• _What the task asks_
Give only the number of lines in the data that include the string "caption".

• _Records for processing_

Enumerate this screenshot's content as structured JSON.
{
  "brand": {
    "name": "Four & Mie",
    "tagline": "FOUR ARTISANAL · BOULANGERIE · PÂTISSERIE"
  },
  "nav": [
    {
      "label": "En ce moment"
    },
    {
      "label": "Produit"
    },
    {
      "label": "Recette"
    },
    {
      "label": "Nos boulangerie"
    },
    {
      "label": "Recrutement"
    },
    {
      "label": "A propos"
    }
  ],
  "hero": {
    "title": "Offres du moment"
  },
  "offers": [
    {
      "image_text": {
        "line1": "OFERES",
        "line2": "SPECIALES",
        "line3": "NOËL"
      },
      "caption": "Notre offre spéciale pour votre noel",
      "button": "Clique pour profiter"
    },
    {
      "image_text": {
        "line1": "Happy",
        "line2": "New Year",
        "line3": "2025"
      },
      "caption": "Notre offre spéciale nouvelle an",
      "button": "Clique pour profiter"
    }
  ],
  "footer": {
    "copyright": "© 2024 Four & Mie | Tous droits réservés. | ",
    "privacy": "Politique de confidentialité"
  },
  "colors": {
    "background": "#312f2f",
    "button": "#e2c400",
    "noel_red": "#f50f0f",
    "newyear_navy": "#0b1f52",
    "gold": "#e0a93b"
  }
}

--

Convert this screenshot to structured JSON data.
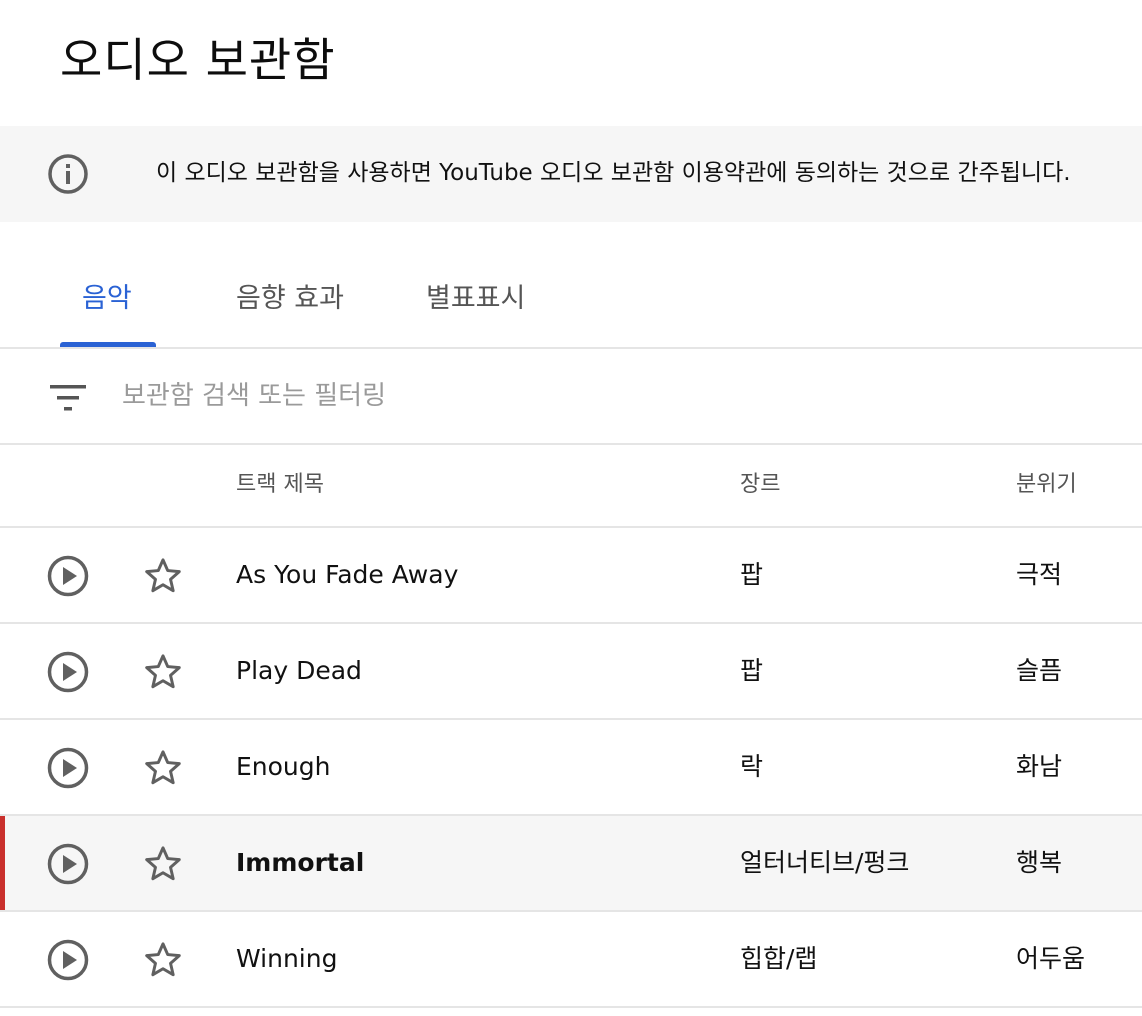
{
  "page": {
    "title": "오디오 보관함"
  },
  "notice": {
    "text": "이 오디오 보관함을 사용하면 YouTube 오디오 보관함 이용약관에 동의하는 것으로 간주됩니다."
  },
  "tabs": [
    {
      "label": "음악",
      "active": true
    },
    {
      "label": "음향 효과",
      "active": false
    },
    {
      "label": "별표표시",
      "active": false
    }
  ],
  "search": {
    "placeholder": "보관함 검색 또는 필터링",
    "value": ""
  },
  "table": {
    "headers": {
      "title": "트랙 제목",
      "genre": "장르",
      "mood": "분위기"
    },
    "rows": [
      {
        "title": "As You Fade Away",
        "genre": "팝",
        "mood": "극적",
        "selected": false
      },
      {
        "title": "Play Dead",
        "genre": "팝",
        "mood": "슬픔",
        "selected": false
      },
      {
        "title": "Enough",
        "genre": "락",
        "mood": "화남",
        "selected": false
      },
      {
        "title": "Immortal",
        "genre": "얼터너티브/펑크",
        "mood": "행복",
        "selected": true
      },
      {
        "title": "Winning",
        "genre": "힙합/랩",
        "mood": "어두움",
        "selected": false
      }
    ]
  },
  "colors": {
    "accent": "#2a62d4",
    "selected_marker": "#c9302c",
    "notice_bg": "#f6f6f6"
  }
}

• _Problem solution_
2